### [Given request]
Keep only the lines of the listing that include the word "Encased", and copy them.

----

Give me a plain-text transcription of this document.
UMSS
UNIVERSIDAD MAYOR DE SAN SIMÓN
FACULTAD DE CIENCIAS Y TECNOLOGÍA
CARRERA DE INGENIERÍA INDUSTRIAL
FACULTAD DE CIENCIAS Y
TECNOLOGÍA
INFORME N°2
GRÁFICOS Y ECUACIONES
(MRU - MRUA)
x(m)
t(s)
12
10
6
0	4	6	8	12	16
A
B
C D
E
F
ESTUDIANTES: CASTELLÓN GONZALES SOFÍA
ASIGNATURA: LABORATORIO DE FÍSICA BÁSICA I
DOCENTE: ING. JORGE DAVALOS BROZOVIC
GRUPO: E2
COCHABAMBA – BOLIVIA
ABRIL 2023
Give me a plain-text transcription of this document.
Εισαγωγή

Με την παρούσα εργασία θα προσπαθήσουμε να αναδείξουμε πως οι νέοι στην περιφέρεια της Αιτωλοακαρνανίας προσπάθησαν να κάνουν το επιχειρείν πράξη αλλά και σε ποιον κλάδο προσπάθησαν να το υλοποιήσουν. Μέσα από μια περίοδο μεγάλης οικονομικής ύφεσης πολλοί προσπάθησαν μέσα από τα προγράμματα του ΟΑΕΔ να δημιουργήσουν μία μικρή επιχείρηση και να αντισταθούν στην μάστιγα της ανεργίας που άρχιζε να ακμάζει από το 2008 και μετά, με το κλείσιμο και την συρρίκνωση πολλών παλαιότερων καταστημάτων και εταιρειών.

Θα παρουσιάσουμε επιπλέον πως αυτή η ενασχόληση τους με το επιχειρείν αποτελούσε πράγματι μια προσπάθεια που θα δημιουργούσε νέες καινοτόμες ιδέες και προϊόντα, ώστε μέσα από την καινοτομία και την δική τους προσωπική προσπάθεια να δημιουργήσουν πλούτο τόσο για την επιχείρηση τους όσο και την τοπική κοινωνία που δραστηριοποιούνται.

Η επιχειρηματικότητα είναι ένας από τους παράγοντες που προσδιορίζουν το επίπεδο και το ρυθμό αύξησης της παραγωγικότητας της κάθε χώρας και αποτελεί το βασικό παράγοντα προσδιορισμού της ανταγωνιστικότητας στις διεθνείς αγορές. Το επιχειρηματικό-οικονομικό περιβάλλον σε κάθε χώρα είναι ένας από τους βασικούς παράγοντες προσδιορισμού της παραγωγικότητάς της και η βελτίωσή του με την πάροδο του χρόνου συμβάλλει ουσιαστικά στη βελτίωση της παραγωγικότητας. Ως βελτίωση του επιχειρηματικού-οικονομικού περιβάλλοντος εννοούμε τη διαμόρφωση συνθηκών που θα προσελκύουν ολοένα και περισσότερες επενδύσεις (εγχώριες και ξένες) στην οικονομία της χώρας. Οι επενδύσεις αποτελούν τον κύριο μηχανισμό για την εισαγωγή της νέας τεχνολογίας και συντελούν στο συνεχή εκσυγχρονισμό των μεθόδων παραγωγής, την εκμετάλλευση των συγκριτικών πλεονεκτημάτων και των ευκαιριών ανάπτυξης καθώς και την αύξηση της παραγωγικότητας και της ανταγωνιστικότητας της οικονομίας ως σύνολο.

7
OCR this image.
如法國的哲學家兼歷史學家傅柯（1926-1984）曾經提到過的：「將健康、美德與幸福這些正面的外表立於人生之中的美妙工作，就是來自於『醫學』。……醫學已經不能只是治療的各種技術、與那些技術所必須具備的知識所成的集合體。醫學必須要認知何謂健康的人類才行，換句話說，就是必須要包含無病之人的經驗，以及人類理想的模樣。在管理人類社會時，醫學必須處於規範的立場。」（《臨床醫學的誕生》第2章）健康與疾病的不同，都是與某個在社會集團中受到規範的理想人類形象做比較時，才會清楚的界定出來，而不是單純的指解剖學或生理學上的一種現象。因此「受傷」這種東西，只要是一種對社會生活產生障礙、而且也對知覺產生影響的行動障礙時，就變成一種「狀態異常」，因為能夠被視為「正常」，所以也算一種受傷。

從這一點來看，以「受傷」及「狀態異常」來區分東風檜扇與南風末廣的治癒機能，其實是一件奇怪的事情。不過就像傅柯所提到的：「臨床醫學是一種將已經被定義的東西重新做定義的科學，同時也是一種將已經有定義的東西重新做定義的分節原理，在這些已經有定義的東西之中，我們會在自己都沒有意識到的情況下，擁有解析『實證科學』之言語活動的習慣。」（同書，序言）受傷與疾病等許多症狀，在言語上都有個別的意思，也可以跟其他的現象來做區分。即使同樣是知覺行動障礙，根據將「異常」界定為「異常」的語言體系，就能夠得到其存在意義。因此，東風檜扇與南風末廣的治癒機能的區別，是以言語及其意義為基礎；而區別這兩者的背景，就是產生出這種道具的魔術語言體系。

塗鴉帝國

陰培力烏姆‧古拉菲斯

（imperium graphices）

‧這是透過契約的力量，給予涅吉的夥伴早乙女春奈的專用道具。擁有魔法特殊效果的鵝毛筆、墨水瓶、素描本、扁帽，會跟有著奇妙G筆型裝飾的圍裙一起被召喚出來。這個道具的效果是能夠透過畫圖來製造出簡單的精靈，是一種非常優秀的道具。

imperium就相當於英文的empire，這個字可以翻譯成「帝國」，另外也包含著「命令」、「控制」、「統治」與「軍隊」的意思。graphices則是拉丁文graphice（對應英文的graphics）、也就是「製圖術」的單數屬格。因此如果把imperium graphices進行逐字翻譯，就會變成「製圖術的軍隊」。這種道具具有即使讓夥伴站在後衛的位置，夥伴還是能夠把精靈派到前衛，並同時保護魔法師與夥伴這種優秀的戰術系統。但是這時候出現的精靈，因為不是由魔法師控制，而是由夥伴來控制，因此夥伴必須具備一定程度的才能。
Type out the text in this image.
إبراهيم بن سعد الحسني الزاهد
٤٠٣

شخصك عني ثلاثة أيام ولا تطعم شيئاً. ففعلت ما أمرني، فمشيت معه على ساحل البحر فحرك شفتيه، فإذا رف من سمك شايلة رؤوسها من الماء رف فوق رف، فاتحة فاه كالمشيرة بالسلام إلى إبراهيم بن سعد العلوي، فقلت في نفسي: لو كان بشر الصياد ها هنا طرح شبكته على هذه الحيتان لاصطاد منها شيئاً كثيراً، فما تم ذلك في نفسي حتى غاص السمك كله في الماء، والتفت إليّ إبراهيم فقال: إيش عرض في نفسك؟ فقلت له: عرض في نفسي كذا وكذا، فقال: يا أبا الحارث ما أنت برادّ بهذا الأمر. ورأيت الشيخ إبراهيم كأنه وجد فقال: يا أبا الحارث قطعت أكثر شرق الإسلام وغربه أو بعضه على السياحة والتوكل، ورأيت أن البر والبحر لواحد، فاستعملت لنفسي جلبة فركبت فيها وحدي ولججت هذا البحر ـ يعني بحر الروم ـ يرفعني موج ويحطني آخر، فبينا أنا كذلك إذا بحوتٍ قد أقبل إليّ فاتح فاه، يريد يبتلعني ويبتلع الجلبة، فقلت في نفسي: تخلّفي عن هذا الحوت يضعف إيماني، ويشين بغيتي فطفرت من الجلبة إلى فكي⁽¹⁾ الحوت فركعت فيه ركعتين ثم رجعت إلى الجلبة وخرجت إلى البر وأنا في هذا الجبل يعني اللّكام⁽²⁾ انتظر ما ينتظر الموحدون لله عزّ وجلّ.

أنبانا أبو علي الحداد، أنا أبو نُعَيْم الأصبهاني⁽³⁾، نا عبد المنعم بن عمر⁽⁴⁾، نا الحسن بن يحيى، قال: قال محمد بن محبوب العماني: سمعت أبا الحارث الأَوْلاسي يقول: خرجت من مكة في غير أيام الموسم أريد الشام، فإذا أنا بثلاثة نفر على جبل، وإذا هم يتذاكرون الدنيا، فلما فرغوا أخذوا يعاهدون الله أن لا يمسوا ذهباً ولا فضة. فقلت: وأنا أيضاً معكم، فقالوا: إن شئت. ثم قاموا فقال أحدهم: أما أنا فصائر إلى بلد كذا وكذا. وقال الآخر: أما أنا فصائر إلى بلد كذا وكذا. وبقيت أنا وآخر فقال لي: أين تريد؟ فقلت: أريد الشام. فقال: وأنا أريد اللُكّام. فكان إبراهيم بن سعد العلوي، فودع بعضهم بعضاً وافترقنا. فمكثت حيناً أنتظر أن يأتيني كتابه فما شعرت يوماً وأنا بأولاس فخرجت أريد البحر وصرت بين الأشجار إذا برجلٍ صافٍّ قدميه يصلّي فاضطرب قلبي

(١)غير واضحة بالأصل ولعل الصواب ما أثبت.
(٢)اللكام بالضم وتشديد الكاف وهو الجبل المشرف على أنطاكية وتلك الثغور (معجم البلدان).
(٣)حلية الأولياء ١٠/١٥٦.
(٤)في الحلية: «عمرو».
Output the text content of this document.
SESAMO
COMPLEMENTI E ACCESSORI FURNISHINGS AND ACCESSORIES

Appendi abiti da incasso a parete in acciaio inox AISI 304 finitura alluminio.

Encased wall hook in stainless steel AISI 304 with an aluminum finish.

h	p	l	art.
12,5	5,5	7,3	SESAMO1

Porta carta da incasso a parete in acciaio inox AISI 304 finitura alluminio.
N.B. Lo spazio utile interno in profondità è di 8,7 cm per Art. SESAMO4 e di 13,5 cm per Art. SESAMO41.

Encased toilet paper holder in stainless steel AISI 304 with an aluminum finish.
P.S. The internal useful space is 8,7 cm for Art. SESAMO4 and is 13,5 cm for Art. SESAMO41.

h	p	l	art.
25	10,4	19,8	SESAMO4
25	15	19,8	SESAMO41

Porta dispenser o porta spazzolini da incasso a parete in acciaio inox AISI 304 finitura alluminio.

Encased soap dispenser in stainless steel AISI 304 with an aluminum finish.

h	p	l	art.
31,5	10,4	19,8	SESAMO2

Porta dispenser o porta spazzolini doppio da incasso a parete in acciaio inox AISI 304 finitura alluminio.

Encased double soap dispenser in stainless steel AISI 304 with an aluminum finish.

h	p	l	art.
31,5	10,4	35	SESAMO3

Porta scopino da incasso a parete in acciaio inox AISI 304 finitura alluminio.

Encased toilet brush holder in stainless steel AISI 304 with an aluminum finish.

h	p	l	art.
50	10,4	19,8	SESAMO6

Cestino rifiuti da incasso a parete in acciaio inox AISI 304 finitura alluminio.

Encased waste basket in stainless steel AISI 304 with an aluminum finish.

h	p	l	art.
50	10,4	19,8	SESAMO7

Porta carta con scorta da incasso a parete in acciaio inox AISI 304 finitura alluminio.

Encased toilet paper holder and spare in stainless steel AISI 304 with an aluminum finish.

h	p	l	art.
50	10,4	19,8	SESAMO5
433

----

### [Complete response]
Encased wall hook in stainless steel AISI 304 with an aluminum finish.
Encased toilet paper holder in stainless steel AISI 304 with an aluminum finish.
Encased soap dispenser in stainless steel AISI 304 with an aluminum finish.
Encased double soap dispenser in stainless steel AISI 304 with an aluminum finish.
Encased toilet brush holder in stainless steel AISI 304 with an aluminum finish.
Encased waste basket in stainless steel AISI 304 with an aluminum finish.
Encased toilet paper holder and spare in stainless steel AISI 304 with an aluminum finish.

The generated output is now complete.